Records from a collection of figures
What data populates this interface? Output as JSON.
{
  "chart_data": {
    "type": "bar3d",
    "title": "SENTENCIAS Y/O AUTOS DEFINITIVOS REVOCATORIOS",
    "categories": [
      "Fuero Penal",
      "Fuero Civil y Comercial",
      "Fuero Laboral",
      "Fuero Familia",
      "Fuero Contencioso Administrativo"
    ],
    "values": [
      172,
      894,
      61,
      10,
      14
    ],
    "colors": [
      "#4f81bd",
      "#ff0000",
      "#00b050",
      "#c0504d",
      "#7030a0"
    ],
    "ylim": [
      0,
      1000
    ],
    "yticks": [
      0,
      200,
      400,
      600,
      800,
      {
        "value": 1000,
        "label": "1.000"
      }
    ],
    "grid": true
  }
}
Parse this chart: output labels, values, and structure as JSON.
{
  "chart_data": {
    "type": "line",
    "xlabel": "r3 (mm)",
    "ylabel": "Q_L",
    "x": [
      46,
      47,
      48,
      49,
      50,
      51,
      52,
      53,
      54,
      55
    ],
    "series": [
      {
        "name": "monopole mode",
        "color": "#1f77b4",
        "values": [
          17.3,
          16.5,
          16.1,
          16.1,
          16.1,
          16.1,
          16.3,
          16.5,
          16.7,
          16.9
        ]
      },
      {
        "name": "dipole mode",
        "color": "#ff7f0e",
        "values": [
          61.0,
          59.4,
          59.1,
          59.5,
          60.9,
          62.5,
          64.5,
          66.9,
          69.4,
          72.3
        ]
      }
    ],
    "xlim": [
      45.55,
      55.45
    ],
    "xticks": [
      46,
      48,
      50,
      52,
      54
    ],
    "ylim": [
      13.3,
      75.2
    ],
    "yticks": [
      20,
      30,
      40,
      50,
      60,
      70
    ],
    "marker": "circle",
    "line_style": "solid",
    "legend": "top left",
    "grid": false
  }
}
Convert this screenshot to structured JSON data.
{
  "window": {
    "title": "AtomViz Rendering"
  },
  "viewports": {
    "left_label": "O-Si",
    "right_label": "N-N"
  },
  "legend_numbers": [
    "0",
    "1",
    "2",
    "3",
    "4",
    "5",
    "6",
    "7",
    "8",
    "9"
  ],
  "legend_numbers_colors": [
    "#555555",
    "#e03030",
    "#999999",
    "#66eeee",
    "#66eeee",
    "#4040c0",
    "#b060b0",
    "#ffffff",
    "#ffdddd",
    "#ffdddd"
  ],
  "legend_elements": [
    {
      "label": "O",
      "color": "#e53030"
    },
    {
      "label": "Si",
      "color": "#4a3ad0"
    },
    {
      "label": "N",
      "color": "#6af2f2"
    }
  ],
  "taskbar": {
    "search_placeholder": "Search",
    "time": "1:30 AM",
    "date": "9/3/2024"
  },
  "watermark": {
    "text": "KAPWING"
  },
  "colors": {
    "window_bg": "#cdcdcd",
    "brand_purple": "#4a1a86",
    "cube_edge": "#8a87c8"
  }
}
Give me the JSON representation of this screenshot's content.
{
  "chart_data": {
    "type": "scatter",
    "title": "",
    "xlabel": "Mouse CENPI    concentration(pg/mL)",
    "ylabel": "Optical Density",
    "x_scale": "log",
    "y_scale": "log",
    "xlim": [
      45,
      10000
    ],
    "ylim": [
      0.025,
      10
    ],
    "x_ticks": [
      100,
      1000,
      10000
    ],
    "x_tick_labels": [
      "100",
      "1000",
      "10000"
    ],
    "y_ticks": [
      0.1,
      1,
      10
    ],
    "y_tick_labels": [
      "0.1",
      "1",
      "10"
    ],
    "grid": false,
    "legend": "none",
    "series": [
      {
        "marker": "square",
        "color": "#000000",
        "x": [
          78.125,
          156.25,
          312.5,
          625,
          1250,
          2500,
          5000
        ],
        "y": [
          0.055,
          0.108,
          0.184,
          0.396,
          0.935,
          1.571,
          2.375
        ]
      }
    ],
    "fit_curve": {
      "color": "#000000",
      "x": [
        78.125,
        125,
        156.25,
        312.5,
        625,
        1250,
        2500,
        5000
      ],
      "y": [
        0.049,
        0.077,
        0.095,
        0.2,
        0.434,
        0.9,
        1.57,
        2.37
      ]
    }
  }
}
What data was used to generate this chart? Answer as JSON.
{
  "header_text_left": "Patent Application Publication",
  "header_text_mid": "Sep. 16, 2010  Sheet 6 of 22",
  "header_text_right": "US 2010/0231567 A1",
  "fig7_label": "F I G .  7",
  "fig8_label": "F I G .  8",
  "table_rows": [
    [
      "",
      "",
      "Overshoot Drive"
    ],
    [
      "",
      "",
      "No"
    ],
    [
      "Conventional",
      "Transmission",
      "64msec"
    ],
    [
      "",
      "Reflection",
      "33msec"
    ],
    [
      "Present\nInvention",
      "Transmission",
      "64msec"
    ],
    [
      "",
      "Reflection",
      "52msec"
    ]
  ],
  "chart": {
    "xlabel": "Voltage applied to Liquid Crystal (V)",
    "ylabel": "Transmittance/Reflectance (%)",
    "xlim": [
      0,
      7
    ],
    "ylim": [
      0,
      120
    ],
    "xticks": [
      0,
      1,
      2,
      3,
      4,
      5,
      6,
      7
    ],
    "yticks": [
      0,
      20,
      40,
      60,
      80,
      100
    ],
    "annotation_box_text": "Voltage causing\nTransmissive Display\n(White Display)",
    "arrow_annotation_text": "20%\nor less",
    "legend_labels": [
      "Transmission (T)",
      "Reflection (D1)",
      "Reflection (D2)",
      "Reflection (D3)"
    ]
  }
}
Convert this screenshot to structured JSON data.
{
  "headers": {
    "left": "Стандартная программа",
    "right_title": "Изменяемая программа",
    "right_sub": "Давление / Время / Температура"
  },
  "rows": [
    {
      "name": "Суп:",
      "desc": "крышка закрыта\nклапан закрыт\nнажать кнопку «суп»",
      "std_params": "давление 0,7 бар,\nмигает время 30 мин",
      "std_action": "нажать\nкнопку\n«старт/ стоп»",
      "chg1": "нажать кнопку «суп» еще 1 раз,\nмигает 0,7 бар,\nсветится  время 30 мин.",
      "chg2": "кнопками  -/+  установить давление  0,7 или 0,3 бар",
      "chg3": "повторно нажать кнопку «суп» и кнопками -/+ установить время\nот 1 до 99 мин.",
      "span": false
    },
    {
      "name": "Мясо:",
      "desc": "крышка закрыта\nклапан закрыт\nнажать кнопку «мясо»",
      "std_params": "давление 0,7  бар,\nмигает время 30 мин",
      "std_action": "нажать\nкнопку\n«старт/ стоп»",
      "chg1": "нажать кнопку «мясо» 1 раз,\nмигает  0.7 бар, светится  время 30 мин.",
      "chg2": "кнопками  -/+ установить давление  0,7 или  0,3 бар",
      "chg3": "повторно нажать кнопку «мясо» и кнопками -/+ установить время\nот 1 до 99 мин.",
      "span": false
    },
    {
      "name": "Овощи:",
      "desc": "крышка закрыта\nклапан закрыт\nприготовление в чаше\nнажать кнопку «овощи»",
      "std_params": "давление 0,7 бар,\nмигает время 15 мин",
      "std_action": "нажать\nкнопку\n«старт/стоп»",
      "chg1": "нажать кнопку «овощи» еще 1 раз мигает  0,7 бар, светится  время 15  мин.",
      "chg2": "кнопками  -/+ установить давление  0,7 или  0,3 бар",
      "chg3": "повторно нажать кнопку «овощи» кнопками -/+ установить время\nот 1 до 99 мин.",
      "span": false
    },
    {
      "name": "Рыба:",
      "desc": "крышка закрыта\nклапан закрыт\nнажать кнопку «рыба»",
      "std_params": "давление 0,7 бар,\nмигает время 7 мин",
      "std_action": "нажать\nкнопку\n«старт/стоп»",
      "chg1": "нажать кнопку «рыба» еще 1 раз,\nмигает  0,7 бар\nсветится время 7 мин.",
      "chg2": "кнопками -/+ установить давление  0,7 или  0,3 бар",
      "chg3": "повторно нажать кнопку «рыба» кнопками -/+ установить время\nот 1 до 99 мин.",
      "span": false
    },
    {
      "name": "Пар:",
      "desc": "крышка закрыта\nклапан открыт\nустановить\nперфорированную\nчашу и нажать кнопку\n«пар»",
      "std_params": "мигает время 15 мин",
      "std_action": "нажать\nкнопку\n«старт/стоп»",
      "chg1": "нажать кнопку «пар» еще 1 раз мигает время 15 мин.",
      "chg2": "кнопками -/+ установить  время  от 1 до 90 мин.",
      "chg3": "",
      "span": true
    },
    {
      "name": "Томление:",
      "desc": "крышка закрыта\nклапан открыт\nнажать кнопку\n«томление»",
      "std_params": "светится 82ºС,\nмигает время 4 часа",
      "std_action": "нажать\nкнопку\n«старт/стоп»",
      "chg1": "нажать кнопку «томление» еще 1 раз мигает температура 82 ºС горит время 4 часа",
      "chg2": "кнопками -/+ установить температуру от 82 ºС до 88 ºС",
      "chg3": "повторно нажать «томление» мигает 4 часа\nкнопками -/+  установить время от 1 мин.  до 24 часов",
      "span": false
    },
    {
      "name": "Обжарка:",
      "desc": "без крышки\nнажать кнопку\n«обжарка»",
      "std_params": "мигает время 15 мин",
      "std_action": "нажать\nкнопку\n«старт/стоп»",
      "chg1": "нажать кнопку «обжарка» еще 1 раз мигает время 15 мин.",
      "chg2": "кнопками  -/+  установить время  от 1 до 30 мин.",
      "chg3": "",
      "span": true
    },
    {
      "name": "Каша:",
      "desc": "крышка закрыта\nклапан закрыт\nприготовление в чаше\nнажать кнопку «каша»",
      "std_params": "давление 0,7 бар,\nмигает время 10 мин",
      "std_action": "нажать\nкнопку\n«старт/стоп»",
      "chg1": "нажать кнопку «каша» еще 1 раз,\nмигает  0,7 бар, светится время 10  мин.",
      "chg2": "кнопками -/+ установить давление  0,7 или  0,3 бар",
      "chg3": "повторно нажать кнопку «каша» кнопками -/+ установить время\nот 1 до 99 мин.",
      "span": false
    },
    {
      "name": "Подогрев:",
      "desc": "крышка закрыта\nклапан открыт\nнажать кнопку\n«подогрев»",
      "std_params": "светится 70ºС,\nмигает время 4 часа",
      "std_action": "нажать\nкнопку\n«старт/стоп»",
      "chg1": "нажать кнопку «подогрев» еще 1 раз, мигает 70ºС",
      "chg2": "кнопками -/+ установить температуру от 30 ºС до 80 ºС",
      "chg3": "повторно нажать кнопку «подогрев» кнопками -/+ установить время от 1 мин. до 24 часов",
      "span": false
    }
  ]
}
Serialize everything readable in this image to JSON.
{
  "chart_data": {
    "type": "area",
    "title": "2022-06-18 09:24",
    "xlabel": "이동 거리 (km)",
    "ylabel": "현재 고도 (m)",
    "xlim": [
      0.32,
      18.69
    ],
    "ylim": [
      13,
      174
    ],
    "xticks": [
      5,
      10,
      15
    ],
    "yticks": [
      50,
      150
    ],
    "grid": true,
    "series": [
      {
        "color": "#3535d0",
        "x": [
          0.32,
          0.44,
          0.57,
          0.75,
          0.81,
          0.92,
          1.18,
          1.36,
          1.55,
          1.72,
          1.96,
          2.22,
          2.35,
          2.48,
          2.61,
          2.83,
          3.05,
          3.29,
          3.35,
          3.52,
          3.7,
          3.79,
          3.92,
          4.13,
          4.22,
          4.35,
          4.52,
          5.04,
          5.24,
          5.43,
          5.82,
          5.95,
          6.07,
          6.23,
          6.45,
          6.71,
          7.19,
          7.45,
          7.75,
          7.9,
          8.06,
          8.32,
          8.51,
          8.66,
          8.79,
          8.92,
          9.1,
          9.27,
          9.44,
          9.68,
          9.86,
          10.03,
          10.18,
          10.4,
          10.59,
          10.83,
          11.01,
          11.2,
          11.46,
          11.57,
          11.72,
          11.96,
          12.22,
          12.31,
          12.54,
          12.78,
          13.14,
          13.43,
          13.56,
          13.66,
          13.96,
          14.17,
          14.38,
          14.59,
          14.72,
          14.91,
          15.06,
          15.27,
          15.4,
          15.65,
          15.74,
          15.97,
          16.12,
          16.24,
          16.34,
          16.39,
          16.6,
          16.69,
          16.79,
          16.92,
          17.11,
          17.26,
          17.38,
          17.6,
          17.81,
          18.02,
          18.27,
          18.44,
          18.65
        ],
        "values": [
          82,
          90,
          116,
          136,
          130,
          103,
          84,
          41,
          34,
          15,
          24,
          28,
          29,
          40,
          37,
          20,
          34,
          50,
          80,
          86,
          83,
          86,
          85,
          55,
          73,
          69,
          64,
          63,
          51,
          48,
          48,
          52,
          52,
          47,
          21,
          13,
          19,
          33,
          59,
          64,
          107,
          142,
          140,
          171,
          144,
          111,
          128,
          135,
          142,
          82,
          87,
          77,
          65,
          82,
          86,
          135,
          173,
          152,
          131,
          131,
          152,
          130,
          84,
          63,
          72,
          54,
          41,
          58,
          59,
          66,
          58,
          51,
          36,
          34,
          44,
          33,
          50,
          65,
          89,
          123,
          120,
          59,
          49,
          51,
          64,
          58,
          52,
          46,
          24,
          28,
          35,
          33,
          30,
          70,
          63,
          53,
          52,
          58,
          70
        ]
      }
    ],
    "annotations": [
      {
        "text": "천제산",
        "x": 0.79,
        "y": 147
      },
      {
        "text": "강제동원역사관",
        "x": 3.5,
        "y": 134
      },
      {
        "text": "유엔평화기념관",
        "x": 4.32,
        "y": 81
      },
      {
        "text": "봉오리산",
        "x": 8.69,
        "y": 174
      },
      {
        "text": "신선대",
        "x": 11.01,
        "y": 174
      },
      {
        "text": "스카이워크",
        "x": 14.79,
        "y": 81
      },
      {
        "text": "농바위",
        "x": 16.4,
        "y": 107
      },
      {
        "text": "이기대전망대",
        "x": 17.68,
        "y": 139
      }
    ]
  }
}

:: What the task requires ::
In the entries above, find each line with the word "nсветится" and show it.

:: Expected output ::
      "chg1": "нажать кнопку «суп» еще 1 раз,\nмигает 0,7 бар,\nсветится  время 30 мин.",
      "chg1": "нажать кнопку «рыба» еще 1 раз,\nмигает  0,7 бар\nсветится время 7 мин.",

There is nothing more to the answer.